## Dataset excerpts
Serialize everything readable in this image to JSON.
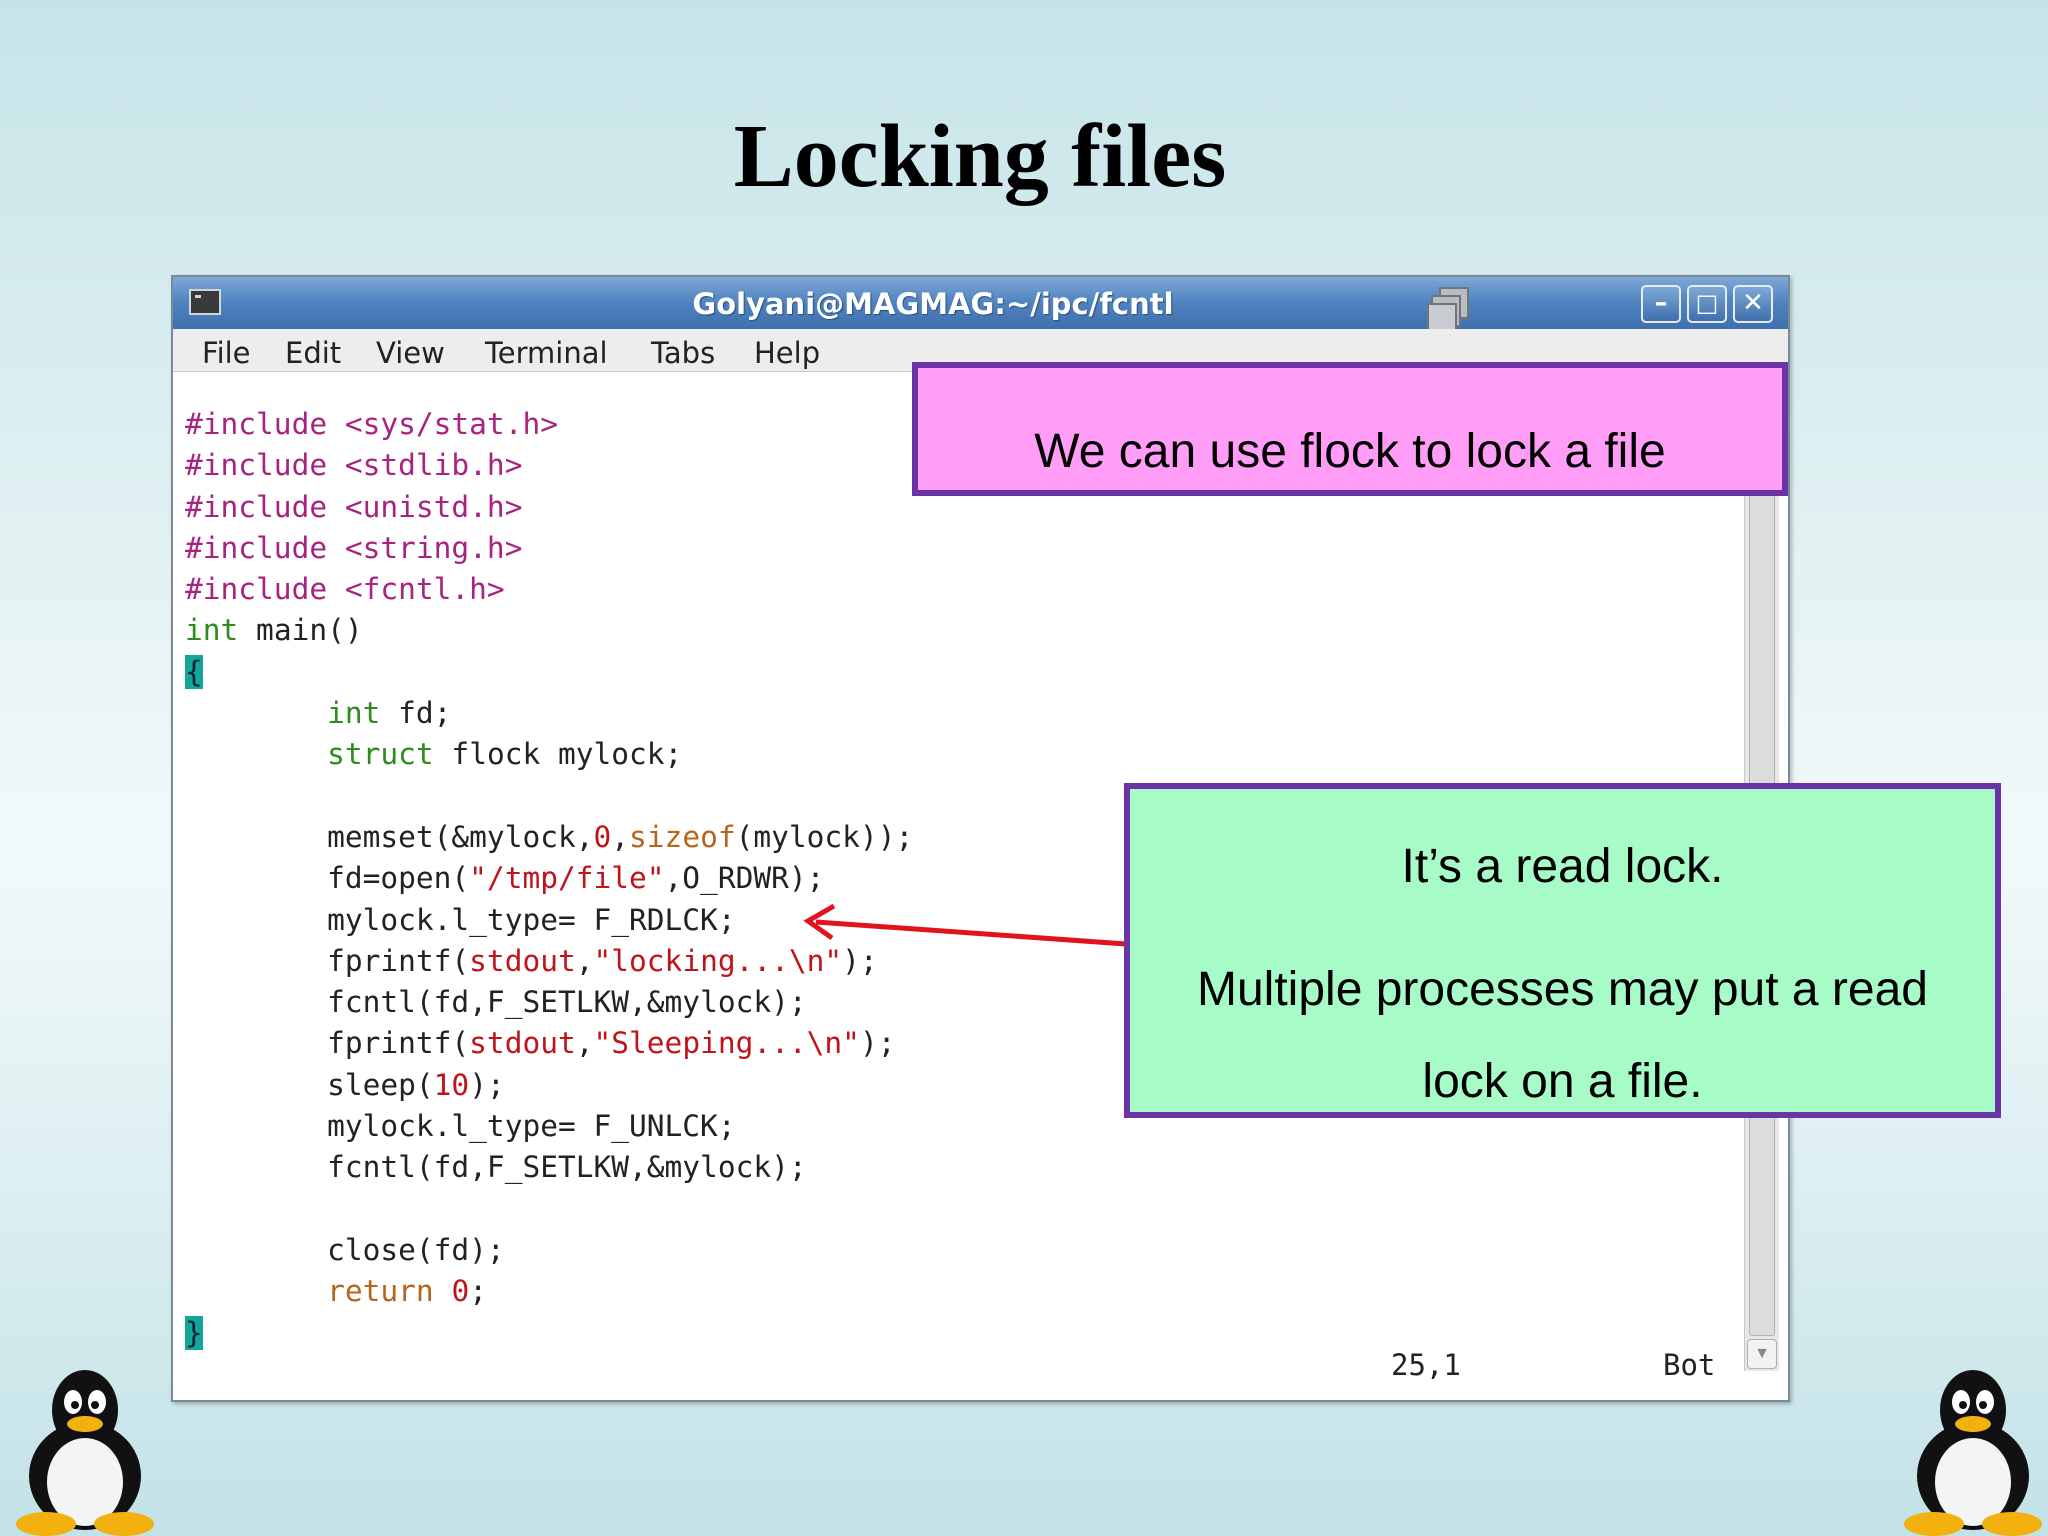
{
  "slide": {
    "title": "Locking files"
  },
  "window": {
    "title": "Golyani@MAGMAG:~/ipc/fcntl",
    "buttons": {
      "minimize": "–",
      "maximize": "□",
      "close": "✕"
    }
  },
  "menu": {
    "items": [
      "File",
      "Edit",
      "View",
      "Terminal",
      "Tabs",
      "Help"
    ]
  },
  "code": {
    "lines": [
      "#include <sys/stat.h>",
      "#include <stdlib.h>",
      "#include <unistd.h>",
      "#include <string.h>",
      "#include <fcntl.h>",
      "int main()",
      "{",
      "        int fd;",
      "        struct flock mylock;",
      "",
      "        memset(&mylock,0,sizeof(mylock));",
      "        fd=open(\"/tmp/file\",O_RDWR);",
      "        mylock.l_type= F_RDLCK;",
      "        fprintf(stdout,\"locking...\\n\");",
      "        fcntl(fd,F_SETLKW,&mylock);",
      "        fprintf(stdout,\"Sleeping...\\n\");",
      "        sleep(10);",
      "        mylock.l_type= F_UNLCK;",
      "        fcntl(fd,F_SETLKW,&mylock);",
      "",
      "        close(fd);",
      "        return 0;",
      "}"
    ]
  },
  "status": {
    "position": "25,1",
    "scroll": "Bot"
  },
  "callouts": {
    "top": "We can use flock to lock a file",
    "right_line1": "It’s a read lock.",
    "right_line2": "Multiple processes may put a read",
    "right_line3": "lock on a file."
  },
  "colors": {
    "keyword": "#2e8b1e",
    "preprocessor": "#a8237f",
    "string": "#c0141c",
    "callout_pink": "#ff9df7",
    "callout_green": "#a6fbc7",
    "callout_border": "#6a33a8",
    "arrow": "#e0141c"
  },
  "icons": {
    "terminal": "terminal-icon",
    "workspace": "window-stack-icon",
    "penguin": "tux-penguin-icon"
  }
}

## Problem details
Look through the entries above and report each line where the string "fprintf" occurs.

## Expected answer
      "        fprintf(stdout,\"locking...\\n\");",
      "        fprintf(stdout,\"Sleeping...\\n\");",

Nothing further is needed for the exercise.